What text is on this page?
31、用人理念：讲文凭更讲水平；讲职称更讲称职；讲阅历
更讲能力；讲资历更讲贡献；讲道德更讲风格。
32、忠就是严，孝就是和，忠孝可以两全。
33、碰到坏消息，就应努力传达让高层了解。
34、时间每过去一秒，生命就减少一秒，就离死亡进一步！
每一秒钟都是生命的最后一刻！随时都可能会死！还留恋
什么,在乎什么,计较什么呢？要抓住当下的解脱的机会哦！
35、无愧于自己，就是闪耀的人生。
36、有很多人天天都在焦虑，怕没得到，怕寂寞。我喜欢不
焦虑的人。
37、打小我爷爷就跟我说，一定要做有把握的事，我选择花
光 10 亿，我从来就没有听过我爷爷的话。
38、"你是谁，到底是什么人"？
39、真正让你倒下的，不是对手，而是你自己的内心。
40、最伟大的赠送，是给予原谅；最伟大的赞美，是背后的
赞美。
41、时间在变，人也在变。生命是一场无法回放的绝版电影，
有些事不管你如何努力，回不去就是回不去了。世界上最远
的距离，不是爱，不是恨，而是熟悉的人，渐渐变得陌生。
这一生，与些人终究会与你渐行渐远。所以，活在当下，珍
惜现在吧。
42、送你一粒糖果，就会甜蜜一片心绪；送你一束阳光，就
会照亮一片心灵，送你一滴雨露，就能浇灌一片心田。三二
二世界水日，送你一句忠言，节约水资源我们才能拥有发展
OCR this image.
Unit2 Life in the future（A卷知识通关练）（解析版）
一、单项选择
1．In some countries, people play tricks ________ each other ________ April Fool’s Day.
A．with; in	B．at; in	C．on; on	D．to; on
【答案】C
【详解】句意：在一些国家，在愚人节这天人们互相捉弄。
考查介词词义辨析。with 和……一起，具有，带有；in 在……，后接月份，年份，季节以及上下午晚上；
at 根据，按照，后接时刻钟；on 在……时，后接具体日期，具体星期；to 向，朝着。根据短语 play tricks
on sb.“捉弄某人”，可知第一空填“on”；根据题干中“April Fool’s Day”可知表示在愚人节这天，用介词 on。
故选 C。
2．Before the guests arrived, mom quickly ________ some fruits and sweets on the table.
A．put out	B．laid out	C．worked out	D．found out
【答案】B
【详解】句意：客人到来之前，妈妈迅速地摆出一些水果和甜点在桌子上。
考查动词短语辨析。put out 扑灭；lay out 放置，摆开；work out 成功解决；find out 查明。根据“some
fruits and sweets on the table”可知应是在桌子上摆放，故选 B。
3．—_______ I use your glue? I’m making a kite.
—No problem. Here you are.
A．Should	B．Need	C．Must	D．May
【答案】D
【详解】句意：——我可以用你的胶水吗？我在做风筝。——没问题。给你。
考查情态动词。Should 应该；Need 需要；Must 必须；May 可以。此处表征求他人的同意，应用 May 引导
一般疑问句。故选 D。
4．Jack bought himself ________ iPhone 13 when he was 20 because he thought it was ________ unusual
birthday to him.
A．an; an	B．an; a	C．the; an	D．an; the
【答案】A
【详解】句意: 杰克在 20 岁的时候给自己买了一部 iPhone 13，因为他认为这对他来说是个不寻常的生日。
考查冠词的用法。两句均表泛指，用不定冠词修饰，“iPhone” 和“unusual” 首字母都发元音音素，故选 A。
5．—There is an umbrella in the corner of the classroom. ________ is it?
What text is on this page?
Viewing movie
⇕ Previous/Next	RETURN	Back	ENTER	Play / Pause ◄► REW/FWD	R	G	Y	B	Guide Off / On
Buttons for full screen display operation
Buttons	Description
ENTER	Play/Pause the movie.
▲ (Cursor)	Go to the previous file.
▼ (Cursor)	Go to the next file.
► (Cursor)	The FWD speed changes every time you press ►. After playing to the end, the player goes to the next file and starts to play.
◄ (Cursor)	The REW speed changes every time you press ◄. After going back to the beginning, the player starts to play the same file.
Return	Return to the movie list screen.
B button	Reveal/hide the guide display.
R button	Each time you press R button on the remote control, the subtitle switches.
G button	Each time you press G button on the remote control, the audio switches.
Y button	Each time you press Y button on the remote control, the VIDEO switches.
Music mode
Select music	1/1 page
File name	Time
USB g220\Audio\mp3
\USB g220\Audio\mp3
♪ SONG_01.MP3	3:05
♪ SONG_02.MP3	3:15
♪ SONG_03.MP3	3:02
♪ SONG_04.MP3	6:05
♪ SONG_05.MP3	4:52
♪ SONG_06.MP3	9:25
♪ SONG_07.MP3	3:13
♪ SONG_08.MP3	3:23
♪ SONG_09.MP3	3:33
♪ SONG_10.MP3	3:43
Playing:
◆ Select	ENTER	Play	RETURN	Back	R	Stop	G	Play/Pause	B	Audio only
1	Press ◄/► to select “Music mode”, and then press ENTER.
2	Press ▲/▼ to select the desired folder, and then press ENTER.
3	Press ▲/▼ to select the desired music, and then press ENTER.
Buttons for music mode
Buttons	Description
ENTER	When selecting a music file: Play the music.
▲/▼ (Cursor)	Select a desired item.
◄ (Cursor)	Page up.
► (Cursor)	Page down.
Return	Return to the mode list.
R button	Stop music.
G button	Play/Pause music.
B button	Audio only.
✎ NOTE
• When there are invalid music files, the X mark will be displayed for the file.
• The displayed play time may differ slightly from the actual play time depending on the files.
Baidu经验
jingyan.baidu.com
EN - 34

WORK TO COMPLETE.
Check each line in the records for the word "starts" and say how many have it, with nothing else.

SOLUTION FOR THIS EXERCISE.
2